• Extracted text
Show Summary Details

Page of
PRINTED FROM Oxford Music Online. © Oxford University Press, 2018. All Rights Reserved. Under the terms of the licence agreement, an individual user may print out a PDF of a single article in Oxford Music Online for personal use (for details see Privacy Policy).

Oberon [Oberon, or The Elf King’s Oath]locked

  • Clive Brown

Romantische Oper in three acts, j306, by Carl Maria von Weber to a libretto by James Robinson Planché; after Christoph Martin Wieland’s poem Oberon; London, Covent Garden, 12 April 1826.

Oberon King of the Elves

tenor

Puck

mezzo-soprano

Reiza daughter of Haroun al Rachid

soprano

Sir Huon of Bordeaux Duke of Guienne

tenor

Sherasmin Huon’s squire

baritone

Namouna Fatima’s grandmother

spoken

Fatima Reiza’s attendant

mezzo-soprano

Haroun al Rachid Caliph of Baghdad

spoken

Babekan a Saracen prince

spoken

Abdallah a corsair

spoken

Two Mermaids

mezzo-sopranos

Roshana wife of Almanzor

spoken

Almanzor Emir of Tunis

spoken

Fairies, ladies, knights, slaves, mermaids etc.

• Material
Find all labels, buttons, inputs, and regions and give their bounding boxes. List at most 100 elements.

• Written instruction 1
Answer these questions using the Oberon entry, one answer per line, marked as the questions are:
(a) Who wrote the libretto?
(b) What voice type is given for Puck?
(c) Whose daughter is Reiza?
• Written instruction 2
Decide whether each statement below agrees with the Oberon entry. Answer yes or no for each and quote the words of the entry that settle it.
(a) The opera was first given at Covent Garden in London.
(b) Namouna is Reiza's grandmother.
(c) The opera is in three acts.
• Written instruction 3
Print the part of the Oberon entry starting with "Romantische Oper in" and going on through "12 April 1826.".

• Full response 1
(a) James Robinson Planché
(b) Mezzo-soprano
(c) Haroun al Rachid

• Full response 2
(a) Yes: "London, Covent Garden, 12 April 1826"
(b) No: "Namouna Fatima’s grandmother"
(c) Yes: "Romantische Oper in three acts"

• Full response 3
Romantische Oper in three acts, j306, by Carl Maria von Weber to a libretto by James Robinson Planché; after Christoph Martin Wieland’s poem Oberon; London, Covent Garden, 12 April 1826.